Data provided ▸
==================================================

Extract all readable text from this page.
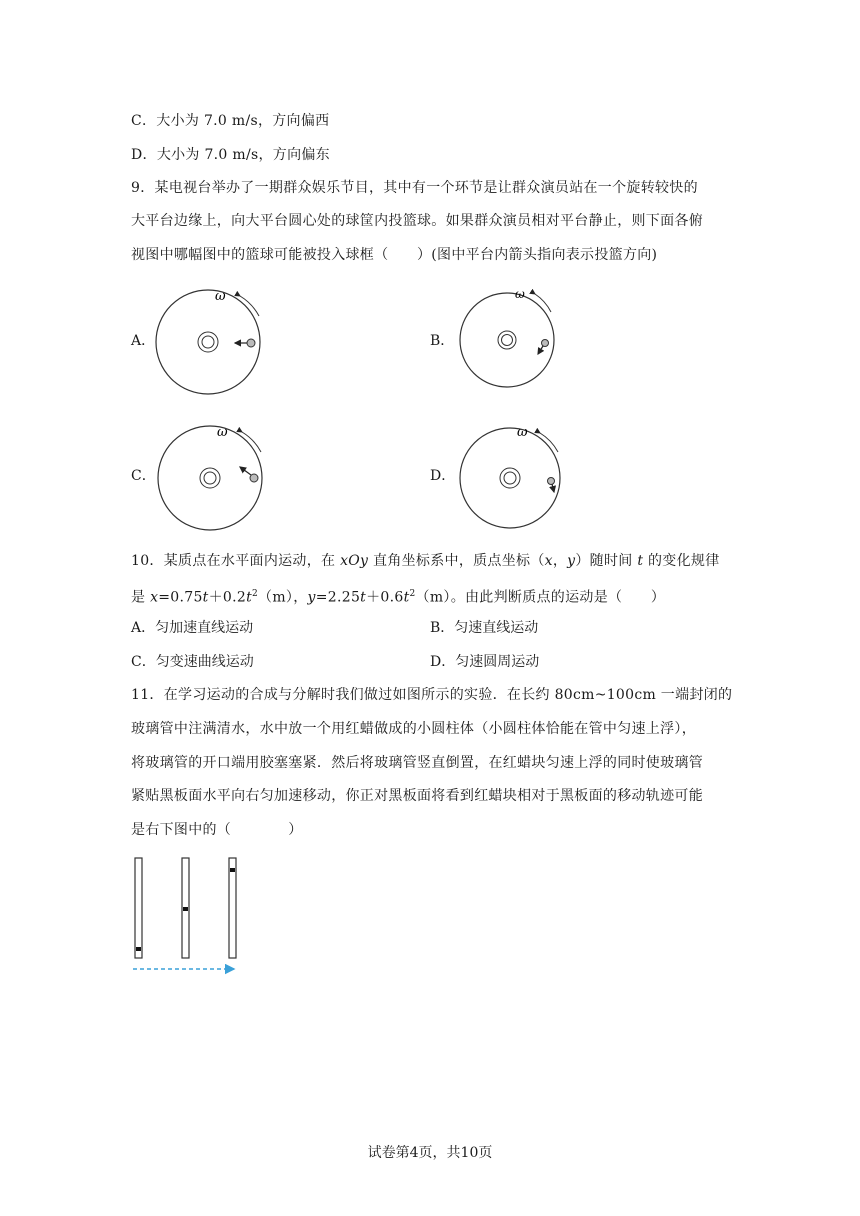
C．大小为 7.0 m/s，方向偏西
D．大小为 7.0 m/s，方向偏东
9．某电视台举办了一期群众娱乐节目，其中有一个环节是让群众演员站在一个旋转较快的
大平台边缘上，向大平台圆心处的球筐内投篮球。如果群众演员相对平台静止，则下面各俯
视图中哪幅图中的篮球可能被投入球框（　　）(图中平台内箭头指向表示投篮方向)
A．	B．
C．	D．
ω	ω
ω	ω
10．某质点在水平面内运动，在 xOy 直角坐标系中，质点坐标（x，y）随时间 t 的变化规律
是 $x=0.75t+0.2t^2(m)$，$y=2.25t+0.6t^2(m)$。由此判断质点的运动是（　　）
A．匀加速直线运动	B．匀速直线运动
C．匀变速曲线运动	D．匀速圆周运动
11．在学习运动的合成与分解时我们做过如图所示的实验．在长约 80cm~100cm 一端封闭的
玻璃管中注满清水，水中放一个用红蜡做成的小圆柱体（小圆柱体恰能在管中匀速上浮），
将玻璃管的开口端用胶塞塞紧．然后将玻璃管竖直倒置，在红蜡块匀速上浮的同时使玻璃管
紧贴黑板面水平向右匀加速移动，你正对黑板面将看到红蜡块相对于黑板面的移动轨迹可能
是右下图中的（　　　　）
试卷第4页，共10页
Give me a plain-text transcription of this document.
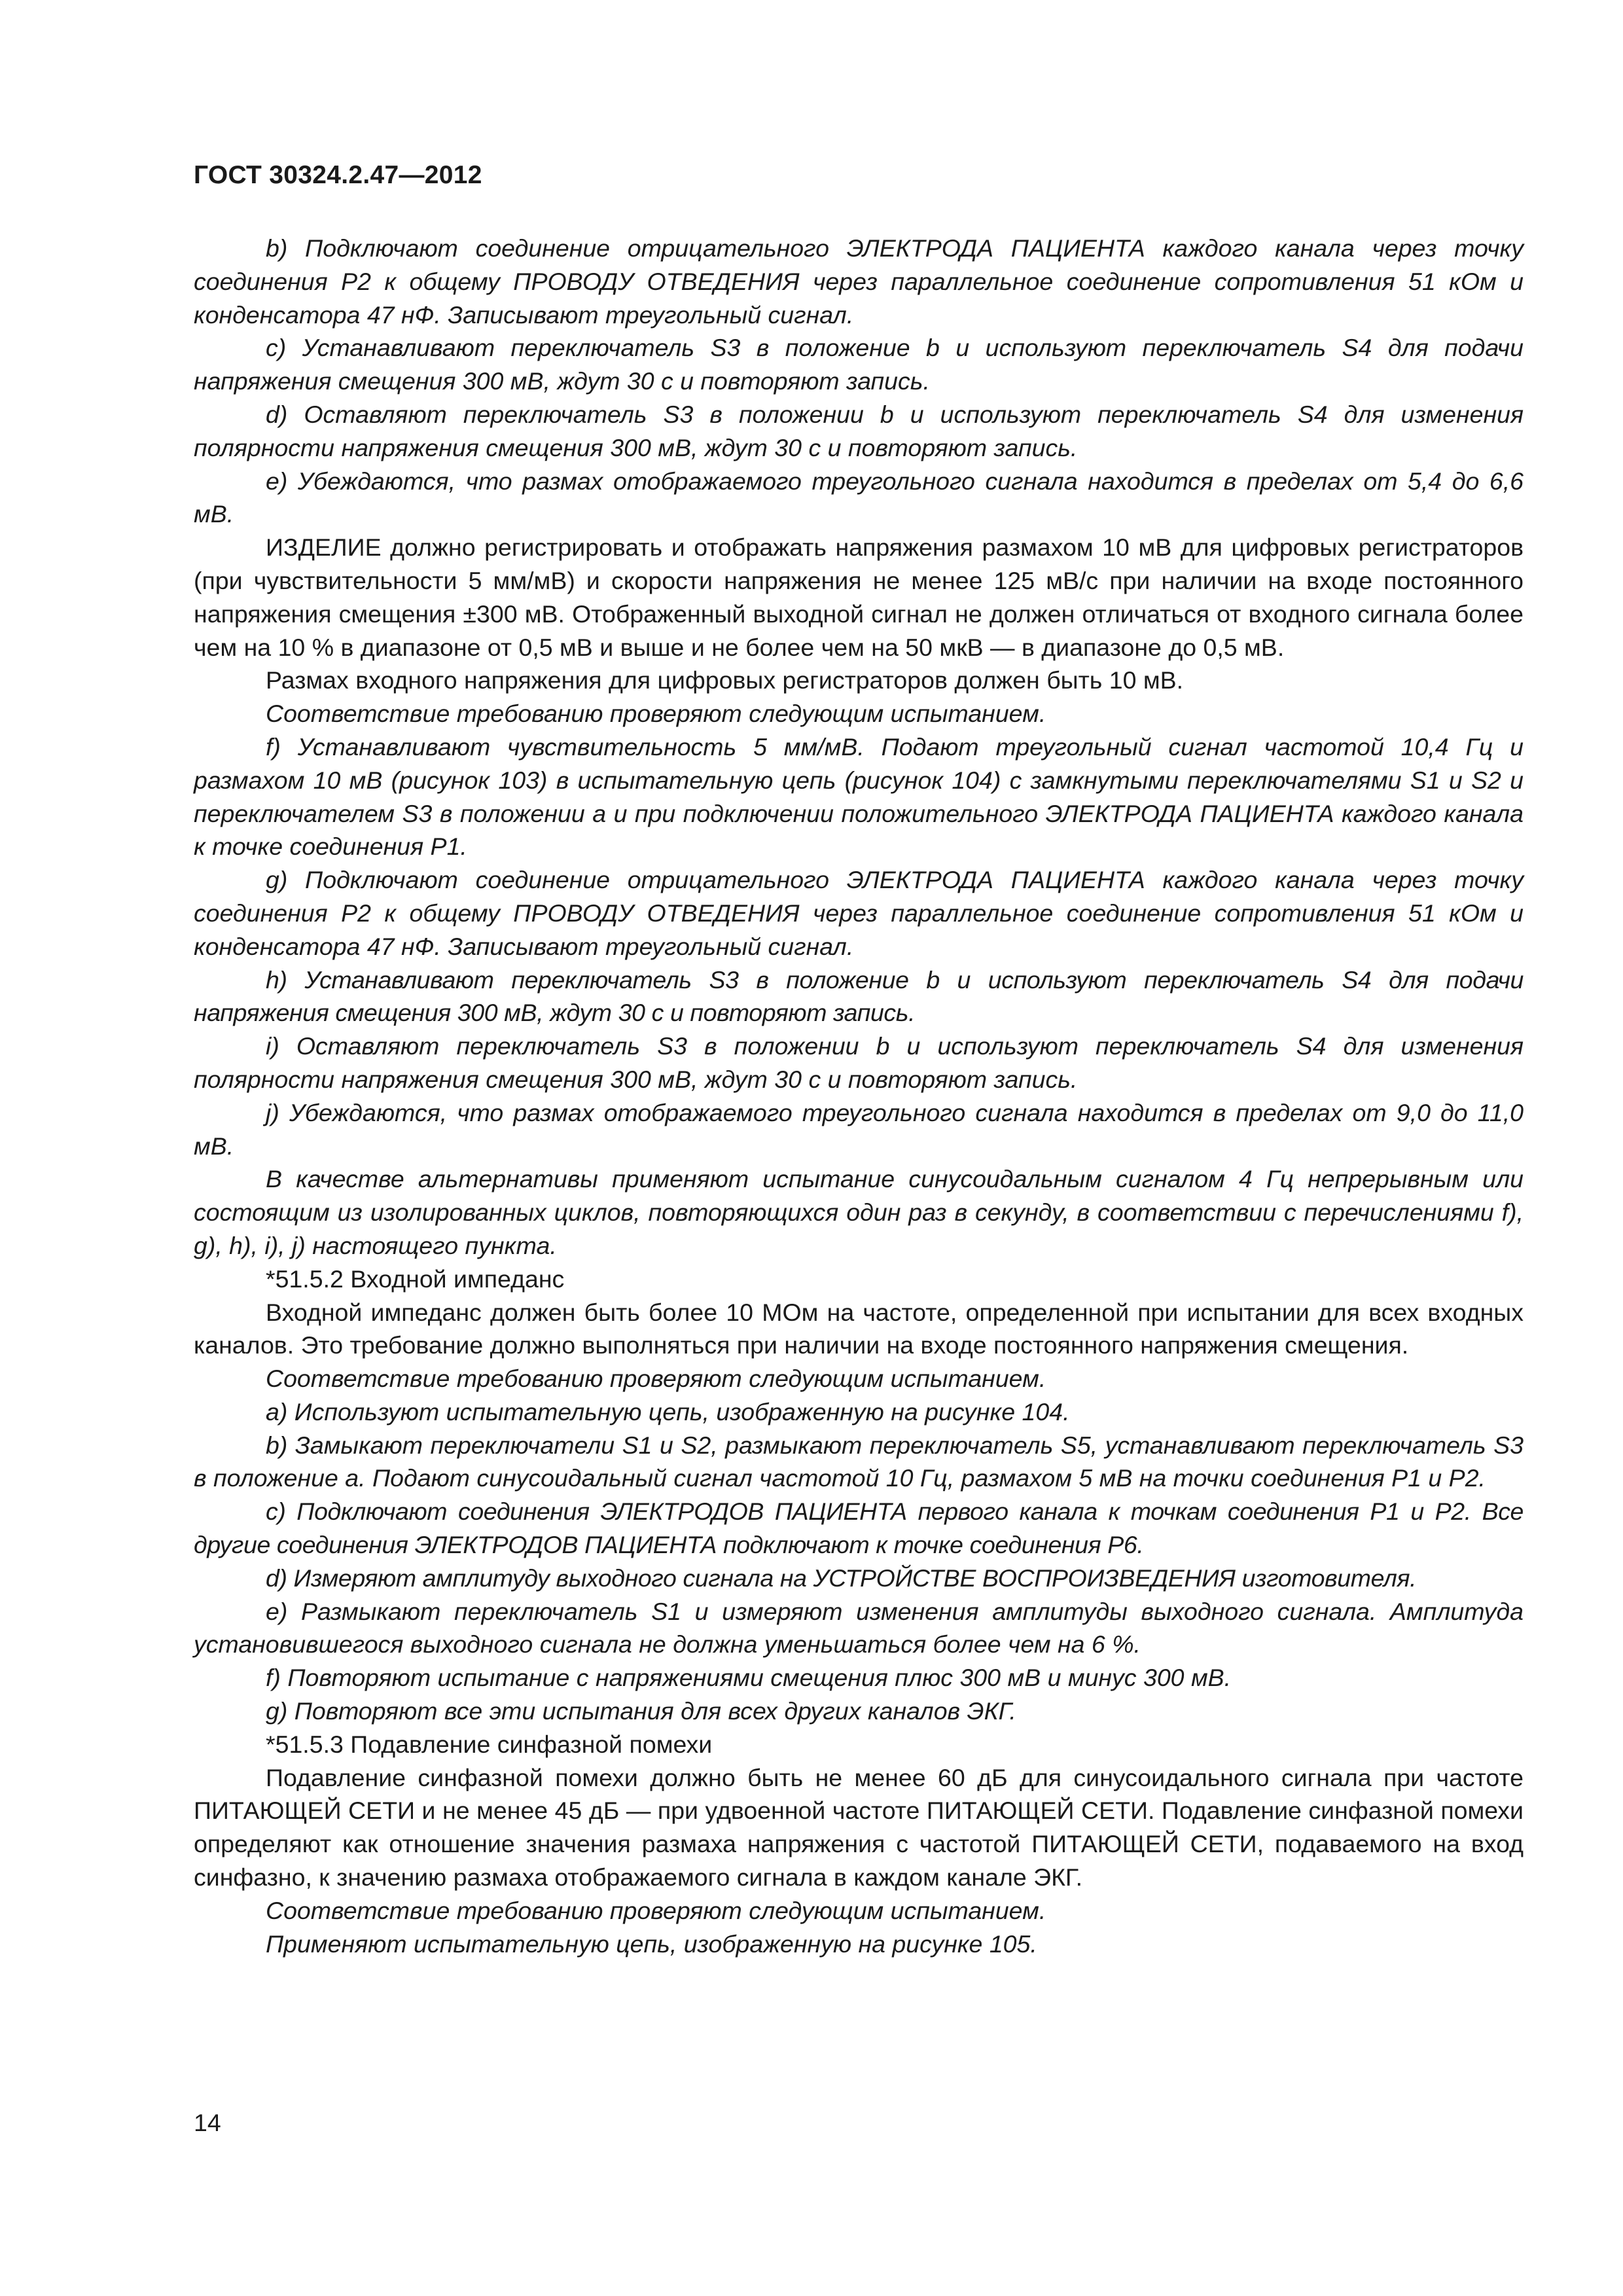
ГОСТ 30324.2.47—2012

b) Подключают соединение отрицательного ЭЛЕКТРОДА ПАЦИЕНТА каждого канала через точку соединения Р2 к общему ПРОВОДУ ОТВЕДЕНИЯ через параллельное соединение сопротивления 51 кОм и конденсатора 47 нФ. Записывают треугольный сигнал.

c) Устанавливают переключатель S3 в положение b и используют переключатель S4 для подачи напряжения смещения 300 мВ, ждут 30 с и повторяют запись.

d) Оставляют переключатель S3 в положении b и используют переключатель S4 для изменения полярности напряжения смещения 300 мВ, ждут 30 с и повторяют запись.

e) Убеждаются, что размах отображаемого треугольного сигнала находится в пределах от 5,4 до 6,6 мВ.

ИЗДЕЛИЕ должно регистрировать и отображать напряжения размахом 10 мВ для цифровых регистраторов (при чувствительности 5 мм/мВ) и скорости напряжения не менее 125 мВ/с при наличии на входе постоянного напряжения смещения ±300 мВ. Отображенный выходной сигнал не должен отличаться от входного сигнала более чем на 10 % в диапазоне от 0,5 мВ и выше и не более чем на 50 мкВ — в диапазоне до 0,5 мВ.

Размах входного напряжения для цифровых регистраторов должен быть 10 мВ.

Соответствие требованию проверяют следующим испытанием.

f) Устанавливают чувствительность 5 мм/мВ. Подают треугольный сигнал частотой 10,4 Гц и размахом 10 мВ (рисунок 103) в испытательную цепь (рисунок 104) с замкнутыми переключателями S1 и S2 и переключателем S3 в положении a и при подключении положительного ЭЛЕКТРОДА ПАЦИЕНТА каждого канала к точке соединения Р1.

g) Подключают соединение отрицательного ЭЛЕКТРОДА ПАЦИЕНТА каждого канала через точку соединения Р2 к общему ПРОВОДУ ОТВЕДЕНИЯ через параллельное соединение сопротивления 51 кОм и конденсатора 47 нФ. Записывают треугольный сигнал.

h) Устанавливают переключатель S3 в положение b и используют переключатель S4 для подачи напряжения смещения 300 мВ, ждут 30 с и повторяют запись.

i) Оставляют переключатель S3 в положении b и используют переключатель S4 для изменения полярности напряжения смещения 300 мВ, ждут 30 с и повторяют запись.

j) Убеждаются, что размах отображаемого треугольного сигнала находится в пределах от 9,0 до 11,0 мВ.

В качестве альтернативы применяют испытание синусоидальным сигналом 4 Гц непрерывным или состоящим из изолированных циклов, повторяющихся один раз в секунду, в соответствии с перечислениями f), g), h), i), j) настоящего пункта.

*51.5.2 Входной импеданс

Входной импеданс должен быть более 10 МОм на частоте, определенной при испытании для всех входных каналов. Это требование должно выполняться при наличии на входе постоянного напряжения смещения.

Соответствие требованию проверяют следующим испытанием.

a) Используют испытательную цепь, изображенную на рисунке 104.

b) Замыкают переключатели S1 и S2, размыкают переключатель S5, устанавливают переключатель S3 в положение a. Подают синусоидальный сигнал частотой 10 Гц, размахом 5 мВ на точки соединения Р1 и Р2.

c) Подключают соединения ЭЛЕКТРОДОВ ПАЦИЕНТА первого канала к точкам соединения Р1 и Р2. Все другие соединения ЭЛЕКТРОДОВ ПАЦИЕНТА подключают к точке соединения Р6.

d) Измеряют амплитуду выходного сигнала на УСТРОЙСТВЕ ВОСПРОИЗВЕДЕНИЯ изготовителя.

e) Размыкают переключатель S1 и измеряют изменения амплитуды выходного сигнала. Амплитуда установившегося выходного сигнала не должна уменьшаться более чем на 6 %.

f) Повторяют испытание с напряжениями смещения плюс 300 мВ и минус 300 мВ.

g) Повторяют все эти испытания для всех других каналов ЭКГ.

*51.5.3 Подавление синфазной помехи

Подавление синфазной помехи должно быть не менее 60 дБ для синусоидального сигнала при частоте ПИТАЮЩЕЙ СЕТИ и не менее 45 дБ — при удвоенной частоте ПИТАЮЩЕЙ СЕТИ. Подавление синфазной помехи определяют как отношение значения размаха напряжения с частотой ПИТАЮЩЕЙ СЕТИ, подаваемого на вход синфазно, к значению размаха отображаемого сигнала в каждом канале ЭКГ.

Соответствие требованию проверяют следующим испытанием.

Применяют испытательную цепь, изображенную на рисунке 105.

14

==================================================

Do this ▸ Pull out all lines in the data above that include "пределах".

Response below ▸
e) Убеждаются, что размах отображаемого треугольного сигнала находится в пределах от 5,4 до 6,6 мВ.
j) Убеждаются, что размах отображаемого треугольного сигнала находится в пределах от 9,0 до 11,0 мВ.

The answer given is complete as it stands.